BRIEF → Please copy the material below verbatim, keeping every line as it is.
-- START MATERIAL PROVIDED --
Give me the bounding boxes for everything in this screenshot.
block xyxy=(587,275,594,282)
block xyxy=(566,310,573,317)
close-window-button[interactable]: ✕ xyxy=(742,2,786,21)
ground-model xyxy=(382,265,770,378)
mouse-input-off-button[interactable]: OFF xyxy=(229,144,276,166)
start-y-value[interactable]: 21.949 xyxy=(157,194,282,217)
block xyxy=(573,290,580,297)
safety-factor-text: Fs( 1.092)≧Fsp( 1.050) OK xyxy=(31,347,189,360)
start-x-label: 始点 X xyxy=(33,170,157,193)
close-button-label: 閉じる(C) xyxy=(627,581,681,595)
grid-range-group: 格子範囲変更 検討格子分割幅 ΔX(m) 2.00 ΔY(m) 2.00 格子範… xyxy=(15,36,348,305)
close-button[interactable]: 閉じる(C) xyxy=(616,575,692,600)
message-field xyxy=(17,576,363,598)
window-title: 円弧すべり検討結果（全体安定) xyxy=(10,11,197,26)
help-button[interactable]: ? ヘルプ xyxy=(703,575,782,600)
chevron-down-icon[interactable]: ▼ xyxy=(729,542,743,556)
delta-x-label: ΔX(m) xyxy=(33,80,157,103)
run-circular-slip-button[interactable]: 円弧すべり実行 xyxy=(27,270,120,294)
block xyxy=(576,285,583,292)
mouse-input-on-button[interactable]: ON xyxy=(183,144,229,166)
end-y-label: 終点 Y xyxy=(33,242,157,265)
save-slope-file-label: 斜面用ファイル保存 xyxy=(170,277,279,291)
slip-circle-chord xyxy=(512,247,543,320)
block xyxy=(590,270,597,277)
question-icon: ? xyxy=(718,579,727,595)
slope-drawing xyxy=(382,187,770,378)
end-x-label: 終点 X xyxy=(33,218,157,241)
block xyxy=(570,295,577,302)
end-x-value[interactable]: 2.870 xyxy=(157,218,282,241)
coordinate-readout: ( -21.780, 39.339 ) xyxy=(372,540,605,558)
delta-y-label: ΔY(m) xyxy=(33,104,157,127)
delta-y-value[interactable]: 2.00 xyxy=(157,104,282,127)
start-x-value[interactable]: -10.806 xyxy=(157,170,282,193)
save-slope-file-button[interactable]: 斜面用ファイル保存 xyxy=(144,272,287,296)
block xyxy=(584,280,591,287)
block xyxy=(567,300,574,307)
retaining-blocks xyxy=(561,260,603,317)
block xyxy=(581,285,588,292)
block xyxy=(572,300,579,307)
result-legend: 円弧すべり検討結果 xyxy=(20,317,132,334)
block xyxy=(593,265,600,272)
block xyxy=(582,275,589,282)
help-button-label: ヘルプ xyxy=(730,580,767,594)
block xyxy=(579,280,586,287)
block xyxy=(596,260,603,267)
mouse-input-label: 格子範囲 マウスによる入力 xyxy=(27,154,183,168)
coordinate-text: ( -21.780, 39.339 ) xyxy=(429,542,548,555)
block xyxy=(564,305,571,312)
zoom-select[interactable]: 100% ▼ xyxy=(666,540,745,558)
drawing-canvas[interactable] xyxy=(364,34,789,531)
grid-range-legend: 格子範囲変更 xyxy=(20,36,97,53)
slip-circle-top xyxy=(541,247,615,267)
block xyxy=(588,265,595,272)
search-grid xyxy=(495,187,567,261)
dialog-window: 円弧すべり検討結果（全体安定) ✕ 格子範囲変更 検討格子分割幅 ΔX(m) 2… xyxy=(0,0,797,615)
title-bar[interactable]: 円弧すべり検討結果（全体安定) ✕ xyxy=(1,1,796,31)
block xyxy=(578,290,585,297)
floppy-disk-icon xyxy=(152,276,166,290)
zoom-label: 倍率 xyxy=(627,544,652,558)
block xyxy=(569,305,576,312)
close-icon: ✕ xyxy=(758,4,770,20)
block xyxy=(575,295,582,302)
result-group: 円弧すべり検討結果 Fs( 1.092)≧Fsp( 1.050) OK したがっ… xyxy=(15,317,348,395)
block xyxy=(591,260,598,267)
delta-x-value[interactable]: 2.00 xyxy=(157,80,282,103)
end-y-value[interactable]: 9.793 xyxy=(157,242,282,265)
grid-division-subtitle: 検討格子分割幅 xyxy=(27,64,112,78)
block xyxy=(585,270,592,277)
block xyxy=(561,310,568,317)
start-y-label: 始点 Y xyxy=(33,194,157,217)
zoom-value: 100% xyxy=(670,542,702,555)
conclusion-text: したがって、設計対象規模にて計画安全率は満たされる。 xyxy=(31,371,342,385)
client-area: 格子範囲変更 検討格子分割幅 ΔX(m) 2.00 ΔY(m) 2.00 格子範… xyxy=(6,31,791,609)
-- END MATERIAL PROVIDED --
OUTPUT OF THE TASK →
Give me the bounding boxes for everything in this screenshot.
block xyxy=(587,275,594,282)
block xyxy=(566,310,573,317)
close-window-button[interactable]: ✕ xyxy=(742,2,786,21)
ground-model xyxy=(382,265,770,378)
mouse-input-off-button[interactable]: OFF xyxy=(229,144,276,166)
start-y-value[interactable]: 21.949 xyxy=(157,194,282,217)
block xyxy=(573,290,580,297)
safety-factor-text: Fs( 1.092)≧Fsp( 1.050) OK xyxy=(31,347,189,360)
start-x-label: 始点 X xyxy=(33,170,157,193)
close-button-label: 閉じる(C) xyxy=(627,581,681,595)
grid-range-group: 格子範囲変更 検討格子分割幅 ΔX(m) 2.00 ΔY(m) 2.00 格子範… xyxy=(15,36,348,305)
close-button[interactable]: 閉じる(C) xyxy=(616,575,692,600)
message-field xyxy=(17,576,363,598)
window-title: 円弧すべり検討結果（全体安定) xyxy=(10,11,197,26)
help-button[interactable]: ? ヘルプ xyxy=(703,575,782,600)
chevron-down-icon[interactable]: ▼ xyxy=(729,542,743,556)
delta-x-label: ΔX(m) xyxy=(33,80,157,103)
run-circular-slip-button[interactable]: 円弧すべり実行 xyxy=(27,270,120,294)
block xyxy=(576,285,583,292)
mouse-input-on-button[interactable]: ON xyxy=(183,144,229,166)
end-y-label: 終点 Y xyxy=(33,242,157,265)
save-slope-file-label: 斜面用ファイル保存 xyxy=(170,277,279,291)
slip-circle-chord xyxy=(512,247,543,320)
block xyxy=(590,270,597,277)
question-icon: ? xyxy=(718,579,727,595)
slope-drawing xyxy=(382,187,770,378)
end-x-label: 終点 X xyxy=(33,218,157,241)
block xyxy=(570,295,577,302)
end-x-value[interactable]: 2.870 xyxy=(157,218,282,241)
coordinate-readout: ( -21.780, 39.339 ) xyxy=(372,540,605,558)
delta-y-label: ΔY(m) xyxy=(33,104,157,127)
delta-y-value[interactable]: 2.00 xyxy=(157,104,282,127)
start-x-value[interactable]: -10.806 xyxy=(157,170,282,193)
save-slope-file-button[interactable]: 斜面用ファイル保存 xyxy=(144,272,287,296)
block xyxy=(584,280,591,287)
block xyxy=(567,300,574,307)
retaining-blocks xyxy=(561,260,603,317)
block xyxy=(581,285,588,292)
block xyxy=(572,300,579,307)
result-legend: 円弧すべり検討結果 xyxy=(20,317,132,334)
block xyxy=(593,265,600,272)
block xyxy=(582,275,589,282)
help-button-label: ヘルプ xyxy=(730,580,767,594)
block xyxy=(579,280,586,287)
block xyxy=(596,260,603,267)
mouse-input-label: 格子範囲 マウスによる入力 xyxy=(27,154,183,168)
coordinate-text: ( -21.780, 39.339 ) xyxy=(429,542,548,555)
block xyxy=(564,305,571,312)
zoom-select[interactable]: 100% ▼ xyxy=(666,540,745,558)
drawing-canvas[interactable] xyxy=(364,34,789,531)
grid-range-legend: 格子範囲変更 xyxy=(20,36,97,53)
slip-circle-top xyxy=(541,247,615,267)
block xyxy=(588,265,595,272)
search-grid xyxy=(495,187,567,261)
dialog-window: 円弧すべり検討結果（全体安定) ✕ 格子範囲変更 検討格子分割幅 ΔX(m) 2… xyxy=(0,0,797,615)
title-bar[interactable]: 円弧すべり検討結果（全体安定) ✕ xyxy=(1,1,796,31)
block xyxy=(578,290,585,297)
floppy-disk-icon xyxy=(152,276,166,290)
zoom-label: 倍率 xyxy=(627,544,652,558)
block xyxy=(569,305,576,312)
close-icon: ✕ xyxy=(758,4,770,20)
block xyxy=(575,295,582,302)
result-group: 円弧すべり検討結果 Fs( 1.092)≧Fsp( 1.050) OK したがっ… xyxy=(15,317,348,395)
block xyxy=(591,260,598,267)
delta-x-value[interactable]: 2.00 xyxy=(157,80,282,103)
end-y-value[interactable]: 9.793 xyxy=(157,242,282,265)
grid-division-subtitle: 検討格子分割幅 xyxy=(27,64,112,78)
block xyxy=(585,270,592,277)
block xyxy=(561,310,568,317)
start-y-label: 始点 Y xyxy=(33,194,157,217)
zoom-value: 100% xyxy=(670,542,702,555)
conclusion-text: したがって、設計対象規模にて計画安全率は満たされる。 xyxy=(31,371,342,385)
client-area: 格子範囲変更 検討格子分割幅 ΔX(m) 2.00 ΔY(m) 2.00 格子範… xyxy=(6,31,791,609)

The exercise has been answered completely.